● Part of a data file:
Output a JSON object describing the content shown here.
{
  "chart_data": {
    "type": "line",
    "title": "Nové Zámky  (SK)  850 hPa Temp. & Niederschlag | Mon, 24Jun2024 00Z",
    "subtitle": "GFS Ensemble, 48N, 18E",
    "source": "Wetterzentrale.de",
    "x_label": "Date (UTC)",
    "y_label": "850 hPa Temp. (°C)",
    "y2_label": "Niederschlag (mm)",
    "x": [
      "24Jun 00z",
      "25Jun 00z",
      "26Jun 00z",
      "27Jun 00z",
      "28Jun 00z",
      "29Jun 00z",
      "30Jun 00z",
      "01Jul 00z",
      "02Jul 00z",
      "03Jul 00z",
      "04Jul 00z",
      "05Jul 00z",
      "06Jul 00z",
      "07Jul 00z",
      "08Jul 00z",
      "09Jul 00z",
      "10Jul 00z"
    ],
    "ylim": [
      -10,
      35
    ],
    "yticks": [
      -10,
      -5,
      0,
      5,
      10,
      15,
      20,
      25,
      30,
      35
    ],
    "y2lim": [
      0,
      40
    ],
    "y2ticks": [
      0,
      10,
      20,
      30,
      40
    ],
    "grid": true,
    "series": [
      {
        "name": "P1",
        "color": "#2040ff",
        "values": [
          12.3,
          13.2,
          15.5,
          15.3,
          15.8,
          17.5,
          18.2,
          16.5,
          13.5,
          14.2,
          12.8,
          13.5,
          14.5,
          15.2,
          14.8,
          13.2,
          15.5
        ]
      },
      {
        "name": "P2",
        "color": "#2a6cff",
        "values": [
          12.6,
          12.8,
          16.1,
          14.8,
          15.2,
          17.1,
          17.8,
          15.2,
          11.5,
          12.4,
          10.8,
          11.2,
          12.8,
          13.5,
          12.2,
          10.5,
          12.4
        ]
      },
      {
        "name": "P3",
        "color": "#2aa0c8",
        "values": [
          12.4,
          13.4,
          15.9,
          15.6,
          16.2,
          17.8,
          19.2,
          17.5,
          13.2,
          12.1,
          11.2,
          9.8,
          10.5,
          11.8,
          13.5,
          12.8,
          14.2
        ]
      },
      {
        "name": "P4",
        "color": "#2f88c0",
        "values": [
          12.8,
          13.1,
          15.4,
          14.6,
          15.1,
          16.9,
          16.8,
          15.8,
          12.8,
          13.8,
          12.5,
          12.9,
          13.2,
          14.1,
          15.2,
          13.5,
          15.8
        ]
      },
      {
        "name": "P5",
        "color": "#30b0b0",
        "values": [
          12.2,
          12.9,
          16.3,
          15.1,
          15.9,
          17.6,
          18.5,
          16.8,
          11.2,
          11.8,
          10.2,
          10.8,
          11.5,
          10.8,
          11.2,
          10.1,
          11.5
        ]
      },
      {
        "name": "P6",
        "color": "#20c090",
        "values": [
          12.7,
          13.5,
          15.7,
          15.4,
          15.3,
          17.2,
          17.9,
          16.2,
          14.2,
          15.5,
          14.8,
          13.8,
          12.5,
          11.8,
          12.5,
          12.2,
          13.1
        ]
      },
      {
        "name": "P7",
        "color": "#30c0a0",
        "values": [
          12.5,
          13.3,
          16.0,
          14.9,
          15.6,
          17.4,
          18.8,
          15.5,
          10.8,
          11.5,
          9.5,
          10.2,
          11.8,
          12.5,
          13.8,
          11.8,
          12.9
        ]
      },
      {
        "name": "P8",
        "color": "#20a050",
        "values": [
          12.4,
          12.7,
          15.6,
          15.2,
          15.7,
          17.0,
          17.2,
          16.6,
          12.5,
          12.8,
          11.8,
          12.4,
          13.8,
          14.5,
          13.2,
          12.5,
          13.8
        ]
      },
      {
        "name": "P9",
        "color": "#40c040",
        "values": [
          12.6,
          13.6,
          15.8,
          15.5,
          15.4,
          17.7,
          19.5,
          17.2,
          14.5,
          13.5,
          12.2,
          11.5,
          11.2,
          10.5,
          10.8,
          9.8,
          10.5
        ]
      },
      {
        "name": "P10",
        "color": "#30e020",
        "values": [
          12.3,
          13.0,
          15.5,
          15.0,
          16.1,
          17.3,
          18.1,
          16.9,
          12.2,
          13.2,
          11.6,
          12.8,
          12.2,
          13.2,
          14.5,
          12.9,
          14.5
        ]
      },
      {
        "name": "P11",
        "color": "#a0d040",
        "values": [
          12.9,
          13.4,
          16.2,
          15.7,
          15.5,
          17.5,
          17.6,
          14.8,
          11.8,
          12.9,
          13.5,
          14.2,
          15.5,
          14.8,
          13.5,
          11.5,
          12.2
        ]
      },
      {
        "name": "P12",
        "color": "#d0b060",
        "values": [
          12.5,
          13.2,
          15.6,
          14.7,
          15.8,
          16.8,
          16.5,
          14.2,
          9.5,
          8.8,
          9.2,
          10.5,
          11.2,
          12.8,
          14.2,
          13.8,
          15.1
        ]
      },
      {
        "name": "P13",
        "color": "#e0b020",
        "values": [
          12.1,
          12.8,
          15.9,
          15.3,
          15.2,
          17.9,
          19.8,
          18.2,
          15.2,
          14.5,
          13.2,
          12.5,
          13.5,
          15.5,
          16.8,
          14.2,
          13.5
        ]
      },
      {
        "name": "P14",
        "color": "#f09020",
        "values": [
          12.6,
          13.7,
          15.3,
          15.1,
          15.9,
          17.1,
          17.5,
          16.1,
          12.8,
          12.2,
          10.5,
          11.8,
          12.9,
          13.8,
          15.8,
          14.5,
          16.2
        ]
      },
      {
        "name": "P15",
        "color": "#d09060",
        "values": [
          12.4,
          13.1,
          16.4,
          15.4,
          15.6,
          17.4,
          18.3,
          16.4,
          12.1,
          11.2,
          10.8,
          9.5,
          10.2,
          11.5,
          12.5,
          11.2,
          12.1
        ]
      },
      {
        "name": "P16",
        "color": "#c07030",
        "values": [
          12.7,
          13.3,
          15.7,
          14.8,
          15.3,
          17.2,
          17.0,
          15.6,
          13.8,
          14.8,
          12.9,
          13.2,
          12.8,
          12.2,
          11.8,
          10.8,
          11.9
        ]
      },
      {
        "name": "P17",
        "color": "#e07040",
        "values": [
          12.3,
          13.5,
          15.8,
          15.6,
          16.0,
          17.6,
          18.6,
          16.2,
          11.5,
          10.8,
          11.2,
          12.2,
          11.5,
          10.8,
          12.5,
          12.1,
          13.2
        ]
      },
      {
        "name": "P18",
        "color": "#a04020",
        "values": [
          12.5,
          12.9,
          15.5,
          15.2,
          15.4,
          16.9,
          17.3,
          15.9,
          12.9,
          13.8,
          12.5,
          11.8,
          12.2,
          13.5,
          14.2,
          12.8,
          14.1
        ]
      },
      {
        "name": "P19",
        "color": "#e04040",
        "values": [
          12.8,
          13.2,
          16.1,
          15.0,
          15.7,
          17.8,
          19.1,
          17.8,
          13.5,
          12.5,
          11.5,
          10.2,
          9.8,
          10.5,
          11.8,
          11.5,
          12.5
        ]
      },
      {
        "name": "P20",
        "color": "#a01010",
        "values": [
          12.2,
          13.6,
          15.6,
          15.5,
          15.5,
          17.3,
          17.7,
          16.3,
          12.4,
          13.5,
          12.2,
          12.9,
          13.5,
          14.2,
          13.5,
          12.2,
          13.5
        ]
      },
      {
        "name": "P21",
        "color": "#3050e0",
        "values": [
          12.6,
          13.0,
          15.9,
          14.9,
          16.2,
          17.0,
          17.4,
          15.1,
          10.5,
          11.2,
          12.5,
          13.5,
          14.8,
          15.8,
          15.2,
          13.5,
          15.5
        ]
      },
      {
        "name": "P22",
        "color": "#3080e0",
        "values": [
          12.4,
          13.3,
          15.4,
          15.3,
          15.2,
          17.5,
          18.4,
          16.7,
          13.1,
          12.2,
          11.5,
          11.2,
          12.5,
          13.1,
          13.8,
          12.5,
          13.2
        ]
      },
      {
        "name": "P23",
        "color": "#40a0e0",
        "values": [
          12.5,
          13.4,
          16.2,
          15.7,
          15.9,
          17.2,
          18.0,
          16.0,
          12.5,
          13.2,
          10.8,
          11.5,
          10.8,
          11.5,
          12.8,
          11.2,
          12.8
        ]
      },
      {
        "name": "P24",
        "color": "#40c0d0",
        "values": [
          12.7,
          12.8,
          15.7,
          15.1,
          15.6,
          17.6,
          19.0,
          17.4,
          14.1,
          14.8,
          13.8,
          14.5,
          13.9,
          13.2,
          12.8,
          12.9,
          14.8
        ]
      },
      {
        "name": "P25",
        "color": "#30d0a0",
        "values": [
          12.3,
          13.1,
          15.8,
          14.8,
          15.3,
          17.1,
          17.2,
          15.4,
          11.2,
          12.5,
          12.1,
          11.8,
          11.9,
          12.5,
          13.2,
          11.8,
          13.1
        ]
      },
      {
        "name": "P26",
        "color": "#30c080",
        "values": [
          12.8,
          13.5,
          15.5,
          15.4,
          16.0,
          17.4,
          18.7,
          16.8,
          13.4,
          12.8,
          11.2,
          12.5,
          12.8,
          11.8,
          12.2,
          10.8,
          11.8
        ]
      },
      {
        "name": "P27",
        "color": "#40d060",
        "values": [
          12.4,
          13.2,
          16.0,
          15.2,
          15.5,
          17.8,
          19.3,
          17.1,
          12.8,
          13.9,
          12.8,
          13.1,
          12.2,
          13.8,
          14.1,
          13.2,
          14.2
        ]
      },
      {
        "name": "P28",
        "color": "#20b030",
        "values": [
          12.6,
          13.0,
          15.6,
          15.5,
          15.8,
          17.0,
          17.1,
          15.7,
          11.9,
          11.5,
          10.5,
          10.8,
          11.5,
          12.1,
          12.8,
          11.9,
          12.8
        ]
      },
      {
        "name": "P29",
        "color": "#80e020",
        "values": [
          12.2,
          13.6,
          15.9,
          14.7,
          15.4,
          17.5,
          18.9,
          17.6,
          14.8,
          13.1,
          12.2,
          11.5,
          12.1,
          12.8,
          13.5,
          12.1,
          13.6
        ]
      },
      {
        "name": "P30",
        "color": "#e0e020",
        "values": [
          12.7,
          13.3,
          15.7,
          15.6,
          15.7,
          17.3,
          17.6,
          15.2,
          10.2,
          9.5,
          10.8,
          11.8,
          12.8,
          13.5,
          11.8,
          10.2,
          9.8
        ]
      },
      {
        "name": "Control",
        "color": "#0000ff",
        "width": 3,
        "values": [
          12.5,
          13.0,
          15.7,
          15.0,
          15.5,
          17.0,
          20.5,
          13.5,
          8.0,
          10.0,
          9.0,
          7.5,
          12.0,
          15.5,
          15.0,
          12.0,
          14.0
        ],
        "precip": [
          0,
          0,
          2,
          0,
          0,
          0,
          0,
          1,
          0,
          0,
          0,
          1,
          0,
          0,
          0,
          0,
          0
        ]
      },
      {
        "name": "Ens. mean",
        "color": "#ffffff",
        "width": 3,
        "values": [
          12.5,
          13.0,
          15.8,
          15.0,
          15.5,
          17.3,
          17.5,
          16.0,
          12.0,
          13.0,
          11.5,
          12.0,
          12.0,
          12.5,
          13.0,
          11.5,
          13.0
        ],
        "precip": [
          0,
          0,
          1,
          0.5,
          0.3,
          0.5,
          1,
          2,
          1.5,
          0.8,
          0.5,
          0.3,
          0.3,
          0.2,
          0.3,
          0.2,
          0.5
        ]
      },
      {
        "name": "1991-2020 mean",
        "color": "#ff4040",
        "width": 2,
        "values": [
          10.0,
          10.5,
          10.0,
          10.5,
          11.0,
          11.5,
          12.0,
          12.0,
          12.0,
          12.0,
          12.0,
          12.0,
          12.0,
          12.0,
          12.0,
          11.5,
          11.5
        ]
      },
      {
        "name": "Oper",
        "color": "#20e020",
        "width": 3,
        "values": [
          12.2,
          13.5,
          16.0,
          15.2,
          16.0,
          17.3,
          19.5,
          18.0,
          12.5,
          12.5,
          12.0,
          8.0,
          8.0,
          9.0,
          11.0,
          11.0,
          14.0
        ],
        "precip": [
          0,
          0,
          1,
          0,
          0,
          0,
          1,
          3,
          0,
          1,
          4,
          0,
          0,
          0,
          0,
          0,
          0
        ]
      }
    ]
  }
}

● What you are asked to do:
Find all lines holding the string "Niederschlag" and copy them.

● Output of the exercise:
    "title": "Nové Zámky  (SK)  850 hPa Temp. & Niederschlag | Mon, 24Jun2024 00Z",
    "y2_label": "Niederschlag (mm)",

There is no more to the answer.